## Problem
Using the material below, copy every line where "Method" appears.

## Stored records
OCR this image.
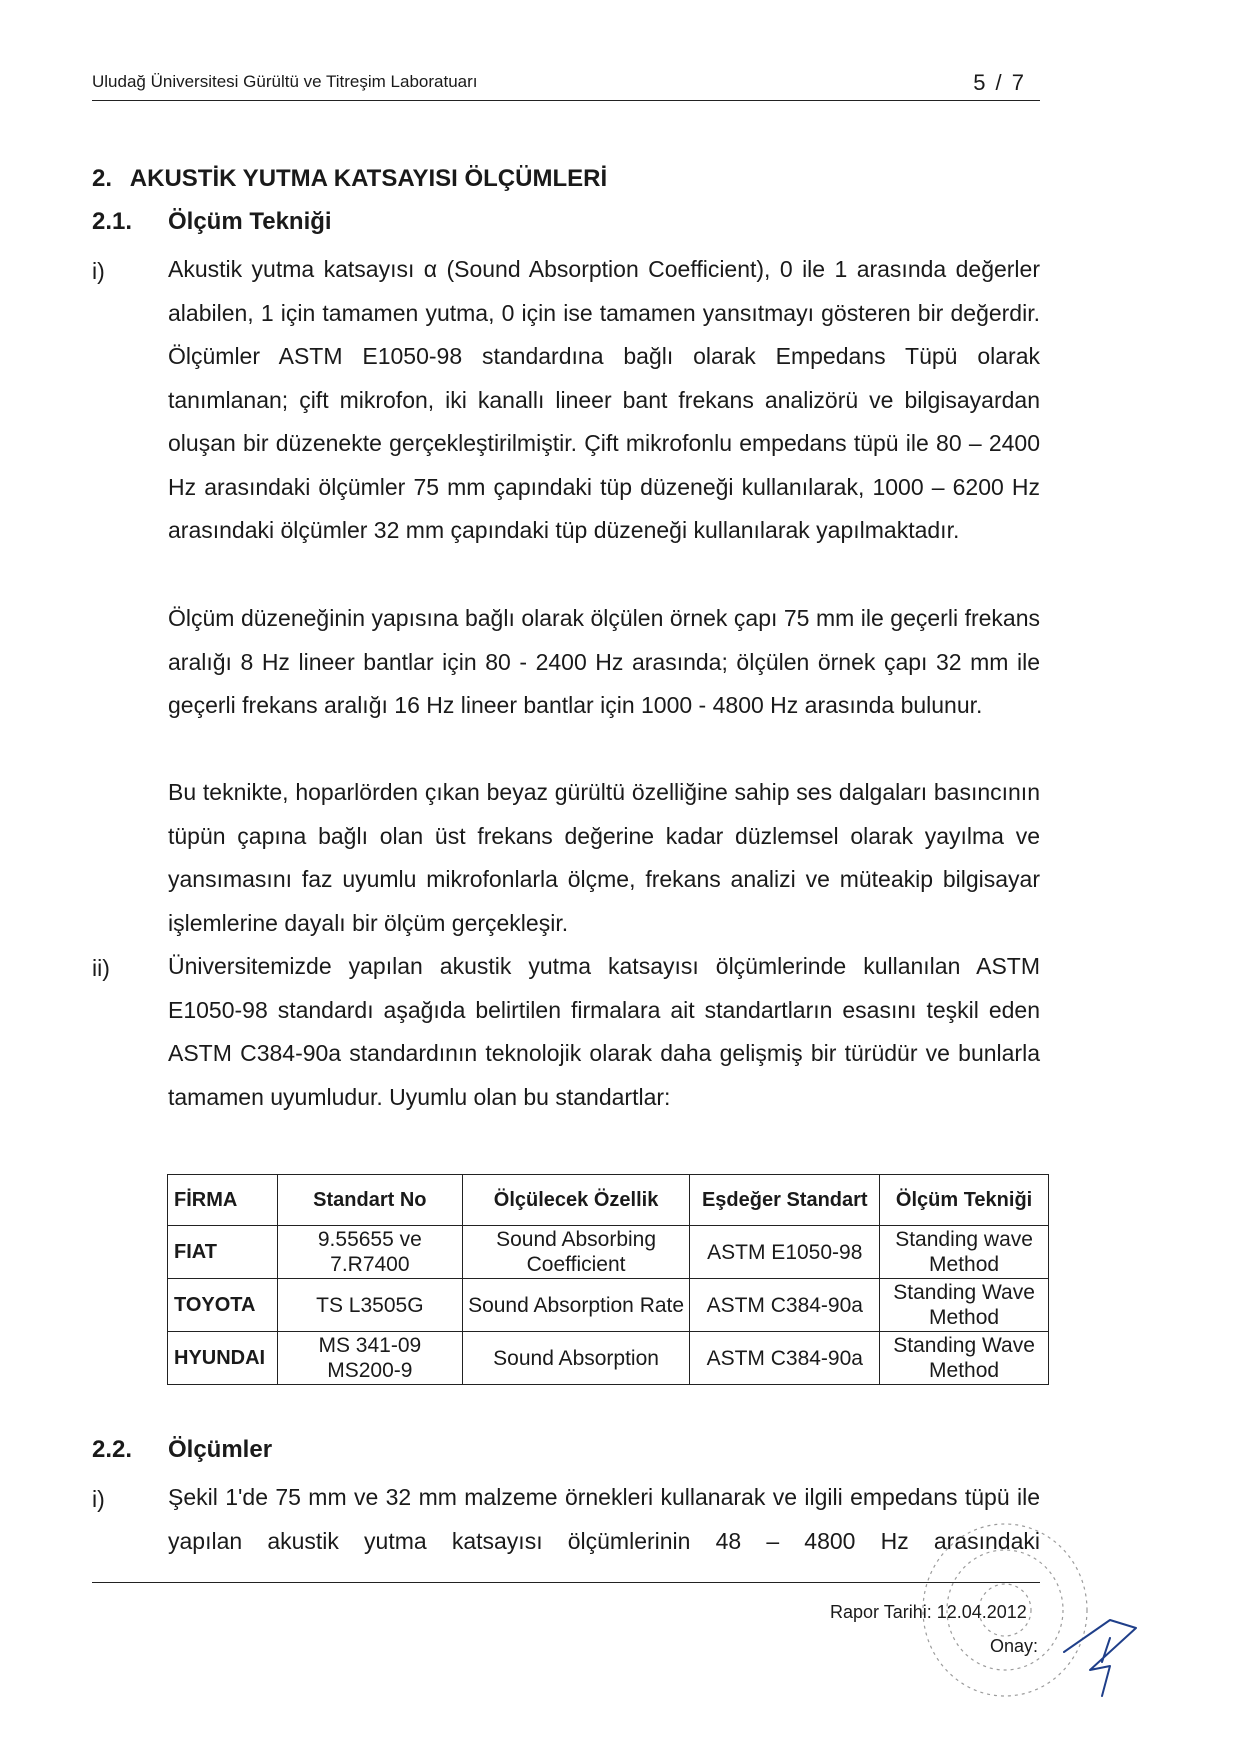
Uludağ Üniversitesi Gürültü ve Titreşim Laboratuarı	5 / 7
2. AKUSTİK YUTMA KATSAYISI ÖLÇÜMLERİ
2.1. Ölçüm Tekniği
i)	Akustik yutma katsayısı α (Sound Absorption Coefficient), 0 ile 1 arasında değerler alabilen, 1 için tamamen yutma, 0 için ise tamamen yansıtmayı gösteren bir değerdir. Ölçümler ASTM E1050-98 standardına bağlı olarak Empedans Tüpü olarak tanımlanan; çift mikrofon, iki kanallı lineer bant frekans analizörü ve bilgisayardan oluşan bir düzenekte gerçekleştirilmiştir. Çift mikrofonlu empedans tüpü ile 80 – 2400 Hz arasındaki ölçümler 75 mm çapındaki tüp düzeneği kullanılarak, 1000 – 6200 Hz arasındaki ölçümler 32 mm çapındaki tüp düzeneği kullanılarak yapılmaktadır.

Ölçüm düzeneğinin yapısına bağlı olarak ölçülen örnek çapı 75 mm ile geçerli frekans aralığı 8 Hz lineer bantlar için 80 - 2400 Hz arasında; ölçülen örnek çapı 32 mm ile geçerli frekans aralığı 16 Hz lineer bantlar için 1000 - 4800 Hz arasında bulunur.

Bu teknikte, hoparlörden çıkan beyaz gürültü özelliğine sahip ses dalgaları basıncının tüpün çapına bağlı olan üst frekans değerine kadar düzlemsel olarak yayılma ve yansımasını faz uyumlu mikrofonlarla ölçme, frekans analizi ve müteakip bilgisayar işlemlerine dayalı bir ölçüm gerçekleşir.

ii)	Üniversitemizde yapılan akustik yutma katsayısı ölçümlerinde kullanılan ASTM E1050-98 standardı aşağıda belirtilen firmalara ait standartların esasını teşkil eden ASTM C384-90a standardının teknolojik olarak daha gelişmiş bir türüdür ve bunlarla tamamen uyumludur. Uyumlu olan bu standartlar:

FİRMA	Standart No	Ölçülecek Özellik	Eşdeğer Standart	Ölçüm Tekniği
FIAT	9.55655 ve 7.R7400	Sound Absorbing Coefficient	ASTM E1050-98	Standing wave Method
TOYOTA	TS L3505G	Sound Absorption Rate	ASTM C384-90a	Standing Wave Method
HYUNDAI	MS 341-09 MS200-9	Sound Absorption	ASTM C384-90a	Standing Wave Method
2.2. Ölçümler
i)	Şekil 1'de 75 mm ve 32 mm malzeme örnekleri kullanarak ve ilgili empedans tüpü ile yapılan akustik yutma katsayısı ölçümlerinin 48 – 4800 Hz arasındaki

Rapor Tarihi: 12.04.2012
Onay:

## Response below
FIAT	9.55655 ve 7.R7400	Sound Absorbing Coefficient	ASTM E1050-98	Standing wave Method
TOYOTA	TS L3505G	Sound Absorption Rate	ASTM C384-90a	Standing Wave Method
HYUNDAI	MS 341-09 MS200-9	Sound Absorption	ASTM C384-90a	Standing Wave Method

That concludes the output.